**BRIEF**:
Repeat every line of the listing below exactly, minus the pictures.

********

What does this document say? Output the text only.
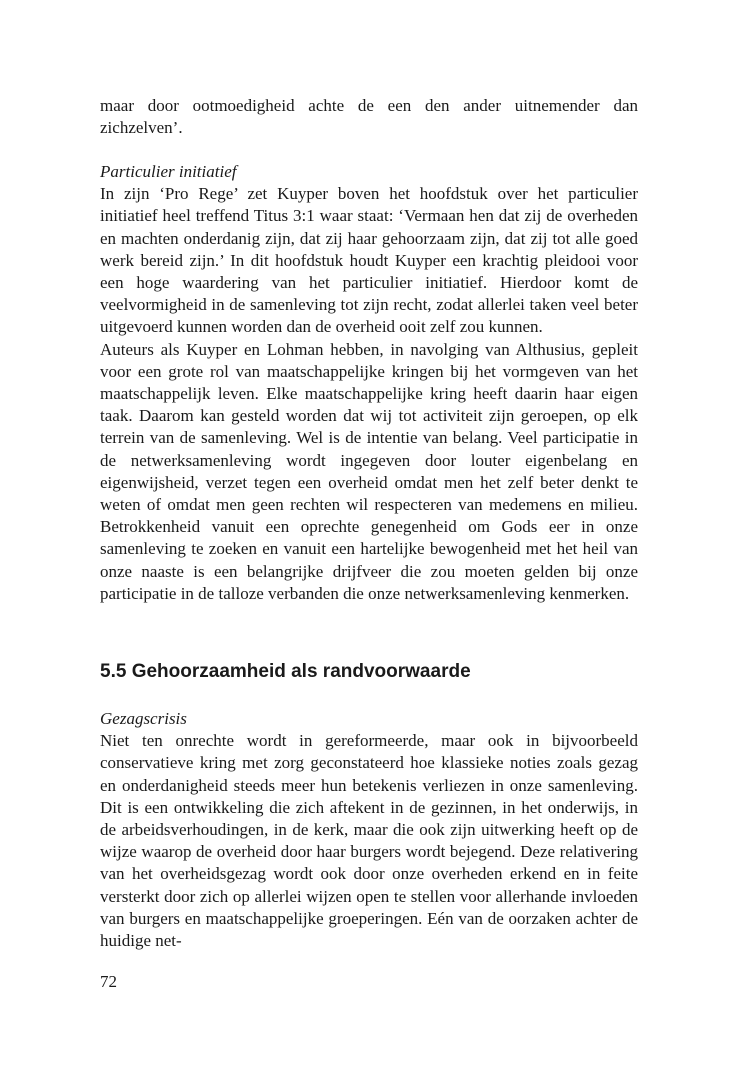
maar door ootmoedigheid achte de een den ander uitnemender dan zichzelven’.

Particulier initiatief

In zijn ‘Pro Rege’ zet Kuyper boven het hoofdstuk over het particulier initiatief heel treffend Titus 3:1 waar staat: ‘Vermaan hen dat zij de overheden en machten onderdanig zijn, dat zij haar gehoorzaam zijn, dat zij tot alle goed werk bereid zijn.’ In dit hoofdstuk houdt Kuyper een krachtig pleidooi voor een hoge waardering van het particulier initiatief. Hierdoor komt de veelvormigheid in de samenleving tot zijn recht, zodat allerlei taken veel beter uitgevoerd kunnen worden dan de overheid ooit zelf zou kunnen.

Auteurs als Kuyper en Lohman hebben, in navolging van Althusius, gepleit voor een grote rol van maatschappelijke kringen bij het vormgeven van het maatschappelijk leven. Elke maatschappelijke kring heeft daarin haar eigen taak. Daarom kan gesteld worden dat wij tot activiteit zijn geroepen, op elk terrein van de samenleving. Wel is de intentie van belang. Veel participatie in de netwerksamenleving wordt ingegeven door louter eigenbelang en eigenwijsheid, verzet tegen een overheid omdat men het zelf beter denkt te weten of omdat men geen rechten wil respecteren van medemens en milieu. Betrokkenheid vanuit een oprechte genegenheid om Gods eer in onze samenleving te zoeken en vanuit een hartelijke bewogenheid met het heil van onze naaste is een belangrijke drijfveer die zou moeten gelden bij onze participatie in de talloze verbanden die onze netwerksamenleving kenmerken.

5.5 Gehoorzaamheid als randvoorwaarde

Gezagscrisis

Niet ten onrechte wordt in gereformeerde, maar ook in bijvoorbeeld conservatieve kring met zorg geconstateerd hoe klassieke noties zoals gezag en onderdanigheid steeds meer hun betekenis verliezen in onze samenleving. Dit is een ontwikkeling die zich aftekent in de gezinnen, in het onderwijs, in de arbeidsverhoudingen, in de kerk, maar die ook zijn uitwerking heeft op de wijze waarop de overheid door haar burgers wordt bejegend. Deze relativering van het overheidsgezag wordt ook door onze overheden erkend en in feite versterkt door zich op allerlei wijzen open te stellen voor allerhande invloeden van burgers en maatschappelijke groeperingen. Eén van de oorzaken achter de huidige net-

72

********

**RESULT FOR THIS TASK**:
What does this document say? Output the text only.
maar door ootmoedigheid achte de een den ander uitnemender dan zichzelven’.

Particulier initiatief

In zijn ‘Pro Rege’ zet Kuyper boven het hoofdstuk over het particulier initiatief heel treffend Titus 3:1 waar staat: ‘Vermaan hen dat zij de overheden en machten onderdanig zijn, dat zij haar gehoorzaam zijn, dat zij tot alle goed werk bereid zijn.’ In dit hoofdstuk houdt Kuyper een krachtig pleidooi voor een hoge waardering van het particulier initiatief. Hierdoor komt de veelvormigheid in de samenleving tot zijn recht, zodat allerlei taken veel beter uitgevoerd kunnen worden dan de overheid ooit zelf zou kunnen.

Auteurs als Kuyper en Lohman hebben, in navolging van Althusius, gepleit voor een grote rol van maatschappelijke kringen bij het vormgeven van het maatschappelijk leven. Elke maatschappelijke kring heeft daarin haar eigen taak. Daarom kan gesteld worden dat wij tot activiteit zijn geroepen, op elk terrein van de samenleving. Wel is de intentie van belang. Veel participatie in de netwerksamenleving wordt ingegeven door louter eigenbelang en eigenwijsheid, verzet tegen een overheid omdat men het zelf beter denkt te weten of omdat men geen rechten wil respecteren van medemens en milieu. Betrokkenheid vanuit een oprechte genegenheid om Gods eer in onze samenleving te zoeken en vanuit een hartelijke bewogenheid met het heil van onze naaste is een belangrijke drijfveer die zou moeten gelden bij onze participatie in de talloze verbanden die onze netwerksamenleving kenmerken.

5.5 Gehoorzaamheid als randvoorwaarde

Gezagscrisis

Niet ten onrechte wordt in gereformeerde, maar ook in bijvoorbeeld conservatieve kring met zorg geconstateerd hoe klassieke noties zoals gezag en onderdanigheid steeds meer hun betekenis verliezen in onze samenleving. Dit is een ontwikkeling die zich aftekent in de gezinnen, in het onderwijs, in de arbeidsverhoudingen, in de kerk, maar die ook zijn uitwerking heeft op de wijze waarop de overheid door haar burgers wordt bejegend. Deze relativering van het overheidsgezag wordt ook door onze overheden erkend en in feite versterkt door zich op allerlei wijzen open te stellen voor allerhande invloeden van burgers en maatschappelijke groeperingen. Eén van de oorzaken achter de huidige net-

72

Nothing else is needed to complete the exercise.